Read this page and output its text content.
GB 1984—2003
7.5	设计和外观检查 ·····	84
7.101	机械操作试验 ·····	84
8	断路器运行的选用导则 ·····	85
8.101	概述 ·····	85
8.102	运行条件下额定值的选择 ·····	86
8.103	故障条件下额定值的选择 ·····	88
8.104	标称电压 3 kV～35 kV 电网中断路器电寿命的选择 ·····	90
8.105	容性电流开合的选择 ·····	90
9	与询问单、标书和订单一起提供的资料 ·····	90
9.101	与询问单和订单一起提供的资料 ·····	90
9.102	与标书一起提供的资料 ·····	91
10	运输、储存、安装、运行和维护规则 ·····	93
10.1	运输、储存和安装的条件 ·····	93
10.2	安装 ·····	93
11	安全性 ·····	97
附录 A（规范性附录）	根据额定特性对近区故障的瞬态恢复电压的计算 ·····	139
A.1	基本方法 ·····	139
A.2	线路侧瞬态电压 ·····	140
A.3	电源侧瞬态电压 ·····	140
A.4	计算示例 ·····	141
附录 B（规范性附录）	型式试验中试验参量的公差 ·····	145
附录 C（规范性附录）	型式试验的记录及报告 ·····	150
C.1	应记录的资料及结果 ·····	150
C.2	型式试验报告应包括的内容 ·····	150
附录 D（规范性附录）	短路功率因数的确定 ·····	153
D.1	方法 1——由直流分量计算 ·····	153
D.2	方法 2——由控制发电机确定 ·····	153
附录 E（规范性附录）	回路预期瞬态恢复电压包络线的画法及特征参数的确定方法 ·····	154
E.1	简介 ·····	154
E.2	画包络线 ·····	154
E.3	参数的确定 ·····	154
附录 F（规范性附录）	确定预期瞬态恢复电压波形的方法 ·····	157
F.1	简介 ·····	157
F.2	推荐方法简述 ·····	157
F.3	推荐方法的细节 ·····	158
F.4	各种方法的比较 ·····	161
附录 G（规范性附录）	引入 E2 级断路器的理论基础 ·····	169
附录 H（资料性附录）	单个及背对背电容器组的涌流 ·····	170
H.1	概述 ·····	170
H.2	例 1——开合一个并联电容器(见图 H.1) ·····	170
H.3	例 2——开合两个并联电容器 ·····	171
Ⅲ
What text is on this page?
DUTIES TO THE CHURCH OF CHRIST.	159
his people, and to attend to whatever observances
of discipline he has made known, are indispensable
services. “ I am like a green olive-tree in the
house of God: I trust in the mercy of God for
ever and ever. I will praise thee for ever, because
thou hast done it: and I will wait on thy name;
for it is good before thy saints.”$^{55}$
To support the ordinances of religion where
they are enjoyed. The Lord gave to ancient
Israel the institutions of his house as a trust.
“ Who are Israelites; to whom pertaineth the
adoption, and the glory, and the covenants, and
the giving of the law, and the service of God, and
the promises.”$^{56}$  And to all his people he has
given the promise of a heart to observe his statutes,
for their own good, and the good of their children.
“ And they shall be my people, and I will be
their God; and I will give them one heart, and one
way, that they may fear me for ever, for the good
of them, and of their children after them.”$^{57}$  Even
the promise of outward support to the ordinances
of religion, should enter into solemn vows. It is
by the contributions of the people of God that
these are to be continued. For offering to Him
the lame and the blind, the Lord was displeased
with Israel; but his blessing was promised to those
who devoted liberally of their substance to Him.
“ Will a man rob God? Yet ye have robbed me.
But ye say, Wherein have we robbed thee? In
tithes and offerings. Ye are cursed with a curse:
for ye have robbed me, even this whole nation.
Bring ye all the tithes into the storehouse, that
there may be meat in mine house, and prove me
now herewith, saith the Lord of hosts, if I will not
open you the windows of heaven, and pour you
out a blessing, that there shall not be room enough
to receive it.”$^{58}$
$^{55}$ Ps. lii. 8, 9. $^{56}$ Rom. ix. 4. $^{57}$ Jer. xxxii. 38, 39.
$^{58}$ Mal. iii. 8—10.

____________

# Stated problem
Retype the records above exactly.

# Answer below
Read this page and output its text content.
GB 1984—2003
7.5	设计和外观检查 ·····	84
7.101	机械操作试验 ·····	84
8	断路器运行的选用导则 ·····	85
8.101	概述 ·····	85
8.102	运行条件下额定值的选择 ·····	86
8.103	故障条件下额定值的选择 ·····	88
8.104	标称电压 3 kV～35 kV 电网中断路器电寿命的选择 ·····	90
8.105	容性电流开合的选择 ·····	90
9	与询问单、标书和订单一起提供的资料 ·····	90
9.101	与询问单和订单一起提供的资料 ·····	90
9.102	与标书一起提供的资料 ·····	91
10	运输、储存、安装、运行和维护规则 ·····	93
10.1	运输、储存和安装的条件 ·····	93
10.2	安装 ·····	93
11	安全性 ·····	97
附录 A（规范性附录）	根据额定特性对近区故障的瞬态恢复电压的计算 ·····	139
A.1	基本方法 ·····	139
A.2	线路侧瞬态电压 ·····	140
A.3	电源侧瞬态电压 ·····	140
A.4	计算示例 ·····	141
附录 B（规范性附录）	型式试验中试验参量的公差 ·····	145
附录 C（规范性附录）	型式试验的记录及报告 ·····	150
C.1	应记录的资料及结果 ·····	150
C.2	型式试验报告应包括的内容 ·····	150
附录 D（规范性附录）	短路功率因数的确定 ·····	153
D.1	方法 1——由直流分量计算 ·····	153
D.2	方法 2——由控制发电机确定 ·····	153
附录 E（规范性附录）	回路预期瞬态恢复电压包络线的画法及特征参数的确定方法 ·····	154
E.1	简介 ·····	154
E.2	画包络线 ·····	154
E.3	参数的确定 ·····	154
附录 F（规范性附录）	确定预期瞬态恢复电压波形的方法 ·····	157
F.1	简介 ·····	157
F.2	推荐方法简述 ·····	157
F.3	推荐方法的细节 ·····	158
F.4	各种方法的比较 ·····	161
附录 G（规范性附录）	引入 E2 级断路器的理论基础 ·····	169
附录 H（资料性附录）	单个及背对背电容器组的涌流 ·····	170
H.1	概述 ·····	170
H.2	例 1——开合一个并联电容器(见图 H.1) ·····	170
H.3	例 2——开合两个并联电容器 ·····	171
Ⅲ
What text is on this page?
DUTIES TO THE CHURCH OF CHRIST.	159
his people, and to attend to whatever observances
of discipline he has made known, are indispensable
services. “ I am like a green olive-tree in the
house of God: I trust in the mercy of God for
ever and ever. I will praise thee for ever, because
thou hast done it: and I will wait on thy name;
for it is good before thy saints.”$^{55}$
To support the ordinances of religion where
they are enjoyed. The Lord gave to ancient
Israel the institutions of his house as a trust.
“ Who are Israelites; to whom pertaineth the
adoption, and the glory, and the covenants, and
the giving of the law, and the service of God, and
the promises.”$^{56}$  And to all his people he has
given the promise of a heart to observe his statutes,
for their own good, and the good of their children.
“ And they shall be my people, and I will be
their God; and I will give them one heart, and one
way, that they may fear me for ever, for the good
of them, and of their children after them.”$^{57}$  Even
the promise of outward support to the ordinances
of religion, should enter into solemn vows. It is
by the contributions of the people of God that
these are to be continued. For offering to Him
the lame and the blind, the Lord was displeased
with Israel; but his blessing was promised to those
who devoted liberally of their substance to Him.
“ Will a man rob God? Yet ye have robbed me.
But ye say, Wherein have we robbed thee? In
tithes and offerings. Ye are cursed with a curse:
for ye have robbed me, even this whole nation.
Bring ye all the tithes into the storehouse, that
there may be meat in mine house, and prove me
now herewith, saith the Lord of hosts, if I will not
open you the windows of heaven, and pour you
out a blessing, that there shall not be room enough
to receive it.”$^{58}$
$^{55}$ Ps. lii. 8, 9. $^{56}$ Rom. ix. 4. $^{57}$ Jer. xxxii. 38, 39.
$^{58}$ Mal. iii. 8—10.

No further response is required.